● **GIVEN INSTRUCTION**: Work through the data line by line, gathering every line that has the word "Interest".

* START THE DATA *

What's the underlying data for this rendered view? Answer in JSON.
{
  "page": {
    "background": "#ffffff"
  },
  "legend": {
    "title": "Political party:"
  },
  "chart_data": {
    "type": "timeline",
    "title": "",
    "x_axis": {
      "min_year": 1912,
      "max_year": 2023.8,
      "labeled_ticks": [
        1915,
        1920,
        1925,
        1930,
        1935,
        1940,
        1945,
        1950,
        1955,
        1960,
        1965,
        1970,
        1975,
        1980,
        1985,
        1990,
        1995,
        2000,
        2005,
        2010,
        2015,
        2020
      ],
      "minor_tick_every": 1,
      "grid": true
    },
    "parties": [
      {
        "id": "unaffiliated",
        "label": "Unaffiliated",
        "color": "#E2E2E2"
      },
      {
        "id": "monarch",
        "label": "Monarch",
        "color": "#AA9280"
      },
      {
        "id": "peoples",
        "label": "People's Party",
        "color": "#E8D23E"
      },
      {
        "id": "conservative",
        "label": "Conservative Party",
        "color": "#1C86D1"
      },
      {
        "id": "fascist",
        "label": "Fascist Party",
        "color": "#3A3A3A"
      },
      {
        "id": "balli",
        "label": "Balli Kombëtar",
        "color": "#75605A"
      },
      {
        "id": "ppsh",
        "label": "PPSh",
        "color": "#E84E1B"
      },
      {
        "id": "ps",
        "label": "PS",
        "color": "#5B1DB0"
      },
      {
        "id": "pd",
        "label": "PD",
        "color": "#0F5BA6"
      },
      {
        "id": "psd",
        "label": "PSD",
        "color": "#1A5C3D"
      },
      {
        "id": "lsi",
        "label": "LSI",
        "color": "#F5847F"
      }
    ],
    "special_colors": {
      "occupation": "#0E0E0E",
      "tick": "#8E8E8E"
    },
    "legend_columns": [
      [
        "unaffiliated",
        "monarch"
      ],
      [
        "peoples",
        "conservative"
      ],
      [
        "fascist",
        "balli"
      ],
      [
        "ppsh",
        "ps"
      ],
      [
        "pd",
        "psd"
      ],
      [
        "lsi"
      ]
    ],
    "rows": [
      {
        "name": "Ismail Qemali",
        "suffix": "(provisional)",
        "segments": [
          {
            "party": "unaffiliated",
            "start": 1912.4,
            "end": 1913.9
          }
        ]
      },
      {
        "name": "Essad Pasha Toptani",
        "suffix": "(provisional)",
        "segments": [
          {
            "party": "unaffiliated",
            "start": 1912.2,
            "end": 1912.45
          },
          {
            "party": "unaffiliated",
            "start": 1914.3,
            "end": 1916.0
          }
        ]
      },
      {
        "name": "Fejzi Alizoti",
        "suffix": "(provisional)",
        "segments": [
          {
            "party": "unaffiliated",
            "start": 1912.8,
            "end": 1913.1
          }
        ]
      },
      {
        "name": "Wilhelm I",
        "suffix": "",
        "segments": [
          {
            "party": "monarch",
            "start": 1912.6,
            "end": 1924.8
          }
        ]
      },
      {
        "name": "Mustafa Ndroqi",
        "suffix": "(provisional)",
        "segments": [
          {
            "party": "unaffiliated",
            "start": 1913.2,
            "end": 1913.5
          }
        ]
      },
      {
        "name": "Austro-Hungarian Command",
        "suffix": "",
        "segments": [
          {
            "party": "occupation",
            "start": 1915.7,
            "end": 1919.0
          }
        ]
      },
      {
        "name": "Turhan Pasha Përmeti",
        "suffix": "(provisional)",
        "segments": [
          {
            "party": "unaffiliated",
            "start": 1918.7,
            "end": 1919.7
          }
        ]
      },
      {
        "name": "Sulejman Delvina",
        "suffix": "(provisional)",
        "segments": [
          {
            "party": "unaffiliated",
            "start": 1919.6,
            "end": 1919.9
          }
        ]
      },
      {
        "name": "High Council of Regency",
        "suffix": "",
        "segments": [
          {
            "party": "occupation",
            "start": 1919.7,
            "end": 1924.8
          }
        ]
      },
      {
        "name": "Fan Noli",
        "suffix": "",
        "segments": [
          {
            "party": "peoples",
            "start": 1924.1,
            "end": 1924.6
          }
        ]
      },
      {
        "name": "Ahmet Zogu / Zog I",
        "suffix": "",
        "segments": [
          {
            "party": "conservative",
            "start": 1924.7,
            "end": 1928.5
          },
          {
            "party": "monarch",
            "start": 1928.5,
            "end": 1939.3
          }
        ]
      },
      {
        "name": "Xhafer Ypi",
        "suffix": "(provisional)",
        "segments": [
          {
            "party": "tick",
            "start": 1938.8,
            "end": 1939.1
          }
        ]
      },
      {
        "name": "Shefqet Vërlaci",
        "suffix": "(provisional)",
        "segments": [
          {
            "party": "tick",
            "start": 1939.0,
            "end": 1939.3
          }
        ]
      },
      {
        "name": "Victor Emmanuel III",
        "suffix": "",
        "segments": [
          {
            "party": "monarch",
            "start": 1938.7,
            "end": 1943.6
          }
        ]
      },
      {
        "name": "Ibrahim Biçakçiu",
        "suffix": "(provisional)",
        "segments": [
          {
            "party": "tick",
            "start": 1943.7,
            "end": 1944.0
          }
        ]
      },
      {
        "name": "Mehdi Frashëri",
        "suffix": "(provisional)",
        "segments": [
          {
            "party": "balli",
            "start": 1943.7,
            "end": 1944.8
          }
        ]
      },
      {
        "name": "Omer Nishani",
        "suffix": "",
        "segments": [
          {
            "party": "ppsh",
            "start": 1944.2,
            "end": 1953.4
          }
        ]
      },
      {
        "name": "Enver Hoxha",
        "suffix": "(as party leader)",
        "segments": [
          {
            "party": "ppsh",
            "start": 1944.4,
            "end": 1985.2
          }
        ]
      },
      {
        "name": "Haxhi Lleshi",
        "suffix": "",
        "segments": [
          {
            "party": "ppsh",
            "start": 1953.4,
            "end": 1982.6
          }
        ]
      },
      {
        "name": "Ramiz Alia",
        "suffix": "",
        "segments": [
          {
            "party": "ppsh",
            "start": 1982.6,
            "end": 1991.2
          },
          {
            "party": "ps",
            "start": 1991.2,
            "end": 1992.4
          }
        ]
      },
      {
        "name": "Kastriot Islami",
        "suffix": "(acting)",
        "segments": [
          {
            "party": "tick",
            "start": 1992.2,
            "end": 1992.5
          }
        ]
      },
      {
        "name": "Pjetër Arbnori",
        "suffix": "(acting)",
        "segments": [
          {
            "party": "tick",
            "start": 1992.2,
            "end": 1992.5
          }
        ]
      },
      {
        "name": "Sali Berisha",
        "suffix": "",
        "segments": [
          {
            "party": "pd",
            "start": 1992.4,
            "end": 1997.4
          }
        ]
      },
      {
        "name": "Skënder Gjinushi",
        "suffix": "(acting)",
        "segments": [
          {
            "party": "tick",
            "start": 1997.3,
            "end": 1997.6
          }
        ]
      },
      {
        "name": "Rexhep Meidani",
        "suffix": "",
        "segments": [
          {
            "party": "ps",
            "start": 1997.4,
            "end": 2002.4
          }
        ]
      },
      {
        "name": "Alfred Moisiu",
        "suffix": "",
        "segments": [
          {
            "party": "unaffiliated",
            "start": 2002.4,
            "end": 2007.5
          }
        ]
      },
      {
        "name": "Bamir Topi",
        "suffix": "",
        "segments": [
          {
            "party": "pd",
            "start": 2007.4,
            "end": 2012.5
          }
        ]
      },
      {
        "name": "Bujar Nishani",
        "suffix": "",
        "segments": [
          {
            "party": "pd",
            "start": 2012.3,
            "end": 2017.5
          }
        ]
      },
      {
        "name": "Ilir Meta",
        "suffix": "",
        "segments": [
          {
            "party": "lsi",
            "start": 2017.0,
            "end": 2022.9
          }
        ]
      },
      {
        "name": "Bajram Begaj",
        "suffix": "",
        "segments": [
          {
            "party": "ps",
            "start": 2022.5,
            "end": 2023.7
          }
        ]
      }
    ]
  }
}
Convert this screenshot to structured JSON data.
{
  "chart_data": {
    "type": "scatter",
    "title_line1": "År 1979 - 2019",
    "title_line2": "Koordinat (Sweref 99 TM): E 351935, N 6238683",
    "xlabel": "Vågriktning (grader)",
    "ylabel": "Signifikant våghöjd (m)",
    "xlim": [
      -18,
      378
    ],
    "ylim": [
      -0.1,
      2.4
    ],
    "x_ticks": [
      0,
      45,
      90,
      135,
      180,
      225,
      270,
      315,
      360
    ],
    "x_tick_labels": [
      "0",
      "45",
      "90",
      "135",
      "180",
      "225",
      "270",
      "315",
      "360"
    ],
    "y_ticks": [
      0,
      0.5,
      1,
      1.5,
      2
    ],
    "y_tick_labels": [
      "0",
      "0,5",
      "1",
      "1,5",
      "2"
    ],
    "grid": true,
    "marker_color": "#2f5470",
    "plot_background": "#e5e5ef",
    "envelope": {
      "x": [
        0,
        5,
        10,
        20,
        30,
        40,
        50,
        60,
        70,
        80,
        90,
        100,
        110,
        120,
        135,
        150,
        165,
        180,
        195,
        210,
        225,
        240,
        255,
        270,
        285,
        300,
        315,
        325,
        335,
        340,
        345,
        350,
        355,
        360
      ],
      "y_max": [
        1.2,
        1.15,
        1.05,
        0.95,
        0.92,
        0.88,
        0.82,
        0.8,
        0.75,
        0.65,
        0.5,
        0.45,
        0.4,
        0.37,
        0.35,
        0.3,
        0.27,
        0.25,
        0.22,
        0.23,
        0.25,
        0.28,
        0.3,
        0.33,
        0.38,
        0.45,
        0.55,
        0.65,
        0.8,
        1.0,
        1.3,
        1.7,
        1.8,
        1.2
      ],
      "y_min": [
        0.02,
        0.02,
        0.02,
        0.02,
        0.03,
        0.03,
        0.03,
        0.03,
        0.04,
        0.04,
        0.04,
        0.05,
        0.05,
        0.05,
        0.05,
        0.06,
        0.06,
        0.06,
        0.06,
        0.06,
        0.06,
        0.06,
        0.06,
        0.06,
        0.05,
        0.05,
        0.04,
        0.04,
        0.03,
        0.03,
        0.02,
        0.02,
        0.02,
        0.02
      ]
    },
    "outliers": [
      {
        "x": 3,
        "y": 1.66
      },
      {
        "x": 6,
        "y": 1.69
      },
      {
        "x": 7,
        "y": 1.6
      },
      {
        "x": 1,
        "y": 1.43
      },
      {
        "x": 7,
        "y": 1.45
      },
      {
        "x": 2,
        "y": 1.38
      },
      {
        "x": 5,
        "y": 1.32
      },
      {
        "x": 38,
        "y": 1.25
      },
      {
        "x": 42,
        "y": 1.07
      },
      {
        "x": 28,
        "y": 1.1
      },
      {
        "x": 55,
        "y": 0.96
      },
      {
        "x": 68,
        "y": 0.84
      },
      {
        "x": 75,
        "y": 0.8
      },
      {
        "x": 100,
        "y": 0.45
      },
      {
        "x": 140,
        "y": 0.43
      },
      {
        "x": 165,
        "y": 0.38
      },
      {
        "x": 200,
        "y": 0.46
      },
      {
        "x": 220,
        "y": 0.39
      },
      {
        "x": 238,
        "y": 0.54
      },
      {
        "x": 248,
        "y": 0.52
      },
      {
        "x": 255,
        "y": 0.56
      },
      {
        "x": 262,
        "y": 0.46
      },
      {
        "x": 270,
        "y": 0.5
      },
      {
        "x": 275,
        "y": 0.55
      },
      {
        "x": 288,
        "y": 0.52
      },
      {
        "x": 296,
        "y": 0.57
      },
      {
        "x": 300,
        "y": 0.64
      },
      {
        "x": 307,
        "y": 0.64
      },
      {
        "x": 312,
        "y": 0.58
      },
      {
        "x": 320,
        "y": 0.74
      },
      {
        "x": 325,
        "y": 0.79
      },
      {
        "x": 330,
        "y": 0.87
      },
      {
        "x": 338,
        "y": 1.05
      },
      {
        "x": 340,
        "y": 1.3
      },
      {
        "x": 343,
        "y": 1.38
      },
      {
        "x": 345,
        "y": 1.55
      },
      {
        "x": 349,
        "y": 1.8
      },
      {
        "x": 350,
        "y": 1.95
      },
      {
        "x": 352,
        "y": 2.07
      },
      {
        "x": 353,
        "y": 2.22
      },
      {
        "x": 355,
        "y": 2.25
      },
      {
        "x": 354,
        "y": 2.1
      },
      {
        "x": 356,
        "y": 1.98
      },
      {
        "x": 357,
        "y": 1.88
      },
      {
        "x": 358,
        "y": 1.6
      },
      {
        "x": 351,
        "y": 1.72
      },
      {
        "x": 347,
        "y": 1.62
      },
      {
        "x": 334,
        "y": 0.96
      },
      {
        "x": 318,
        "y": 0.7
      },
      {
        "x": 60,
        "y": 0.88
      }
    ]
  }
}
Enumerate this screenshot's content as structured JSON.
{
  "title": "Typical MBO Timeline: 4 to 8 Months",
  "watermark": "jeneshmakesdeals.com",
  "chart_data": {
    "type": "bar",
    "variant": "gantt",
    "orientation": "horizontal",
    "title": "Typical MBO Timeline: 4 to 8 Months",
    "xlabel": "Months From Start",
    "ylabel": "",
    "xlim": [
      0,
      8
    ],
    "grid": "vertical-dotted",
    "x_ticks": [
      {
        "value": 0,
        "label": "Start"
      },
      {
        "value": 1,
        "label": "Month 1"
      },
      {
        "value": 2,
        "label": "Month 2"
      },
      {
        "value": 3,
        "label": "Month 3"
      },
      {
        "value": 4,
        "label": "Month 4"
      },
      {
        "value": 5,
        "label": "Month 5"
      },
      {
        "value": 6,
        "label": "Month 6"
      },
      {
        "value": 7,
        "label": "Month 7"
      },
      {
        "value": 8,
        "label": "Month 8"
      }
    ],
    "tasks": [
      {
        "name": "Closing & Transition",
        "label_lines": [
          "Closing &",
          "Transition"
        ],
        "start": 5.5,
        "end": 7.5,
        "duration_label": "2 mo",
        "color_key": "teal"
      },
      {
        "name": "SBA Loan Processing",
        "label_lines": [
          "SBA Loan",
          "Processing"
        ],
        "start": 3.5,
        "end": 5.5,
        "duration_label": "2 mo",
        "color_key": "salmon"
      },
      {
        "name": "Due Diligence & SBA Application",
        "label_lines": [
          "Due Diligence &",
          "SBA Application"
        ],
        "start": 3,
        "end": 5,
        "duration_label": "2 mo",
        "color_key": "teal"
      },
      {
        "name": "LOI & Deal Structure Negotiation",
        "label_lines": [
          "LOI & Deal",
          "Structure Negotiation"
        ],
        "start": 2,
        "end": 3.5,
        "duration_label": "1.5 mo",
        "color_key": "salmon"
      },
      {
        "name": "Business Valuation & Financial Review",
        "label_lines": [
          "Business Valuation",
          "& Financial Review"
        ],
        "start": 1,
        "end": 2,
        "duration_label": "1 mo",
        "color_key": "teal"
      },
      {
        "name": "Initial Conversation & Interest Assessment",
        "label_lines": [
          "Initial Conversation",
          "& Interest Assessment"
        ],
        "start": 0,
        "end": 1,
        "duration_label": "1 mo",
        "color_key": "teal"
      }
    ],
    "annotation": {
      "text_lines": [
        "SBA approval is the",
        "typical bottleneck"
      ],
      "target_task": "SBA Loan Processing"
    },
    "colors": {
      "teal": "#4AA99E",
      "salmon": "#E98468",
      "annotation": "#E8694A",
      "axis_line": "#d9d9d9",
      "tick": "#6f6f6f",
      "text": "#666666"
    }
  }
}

* END THE DATA *

● **RESULT FOR THIS EXERCISE**:
        "name": "Initial Conversation & Interest Assessment",
          "& Interest Assessment"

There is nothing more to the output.